• **EXERCISE DESCRIPTION**:
Skip every picture and transcribe the remaining material exactly.

(Saved data entries)
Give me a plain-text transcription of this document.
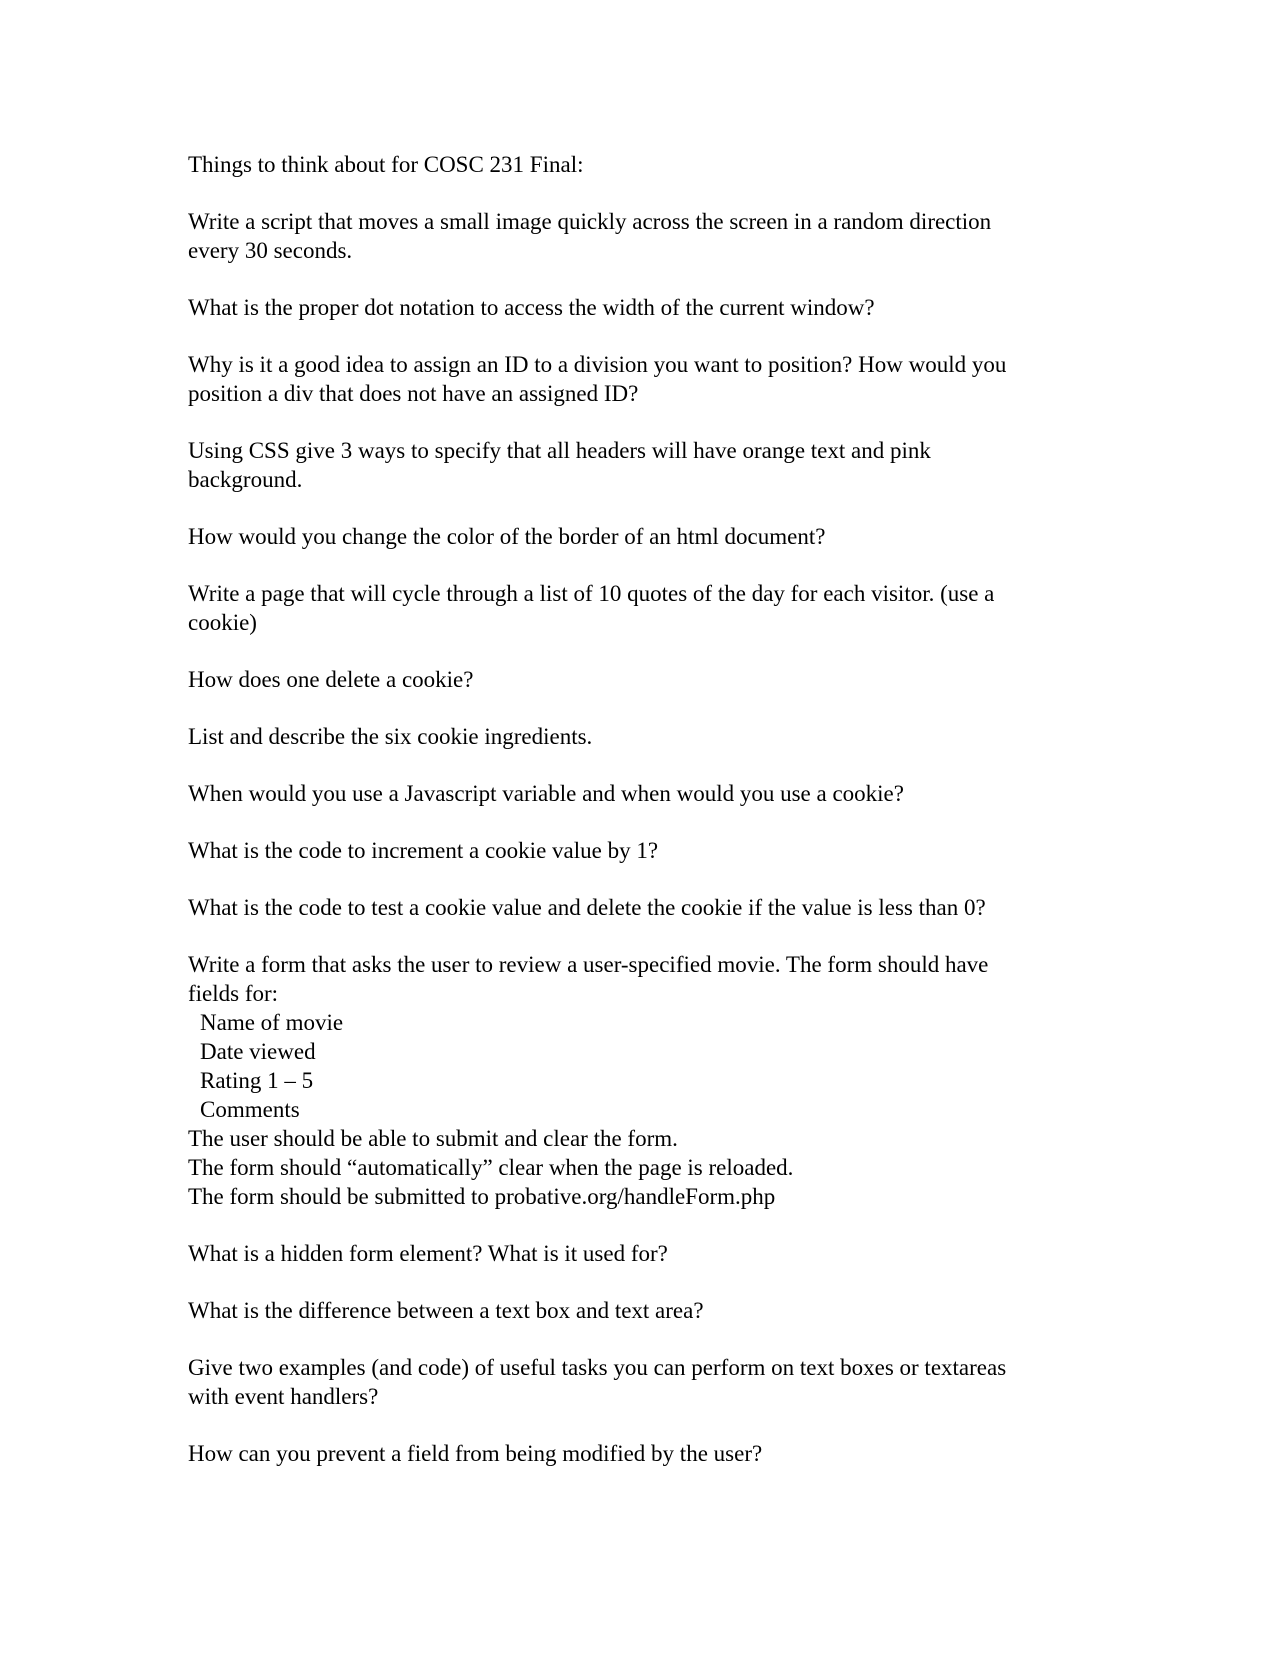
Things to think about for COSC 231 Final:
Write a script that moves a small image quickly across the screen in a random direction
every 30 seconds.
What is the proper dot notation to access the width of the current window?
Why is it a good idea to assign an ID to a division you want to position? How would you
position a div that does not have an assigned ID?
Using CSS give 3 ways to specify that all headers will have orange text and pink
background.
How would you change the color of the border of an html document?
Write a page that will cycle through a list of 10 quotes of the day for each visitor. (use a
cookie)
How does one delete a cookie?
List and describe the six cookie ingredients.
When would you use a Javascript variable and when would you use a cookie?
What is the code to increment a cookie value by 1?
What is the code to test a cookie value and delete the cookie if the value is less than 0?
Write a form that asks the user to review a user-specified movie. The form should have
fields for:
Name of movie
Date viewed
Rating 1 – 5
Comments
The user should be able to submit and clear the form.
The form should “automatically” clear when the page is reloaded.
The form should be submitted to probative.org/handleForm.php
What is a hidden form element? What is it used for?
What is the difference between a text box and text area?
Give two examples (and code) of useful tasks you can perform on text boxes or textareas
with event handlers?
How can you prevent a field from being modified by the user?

• **EXERCISE RESULT**:
Give me a plain-text transcription of this document.
Things to think about for COSC 231 Final:
Write a script that moves a small image quickly across the screen in a random direction
every 30 seconds.
What is the proper dot notation to access the width of the current window?
Why is it a good idea to assign an ID to a division you want to position? How would you
position a div that does not have an assigned ID?
Using CSS give 3 ways to specify that all headers will have orange text and pink
background.
How would you change the color of the border of an html document?
Write a page that will cycle through a list of 10 quotes of the day for each visitor. (use a
cookie)
How does one delete a cookie?
List and describe the six cookie ingredients.
When would you use a Javascript variable and when would you use a cookie?
What is the code to increment a cookie value by 1?
What is the code to test a cookie value and delete the cookie if the value is less than 0?
Write a form that asks the user to review a user-specified movie. The form should have
fields for:
Name of movie
Date viewed
Rating 1 – 5
Comments
The user should be able to submit and clear the form.
The form should “automatically” clear when the page is reloaded.
The form should be submitted to probative.org/handleForm.php
What is a hidden form element? What is it used for?
What is the difference between a text box and text area?
Give two examples (and code) of useful tasks you can perform on text boxes or textareas
with event handlers?
How can you prevent a field from being modified by the user?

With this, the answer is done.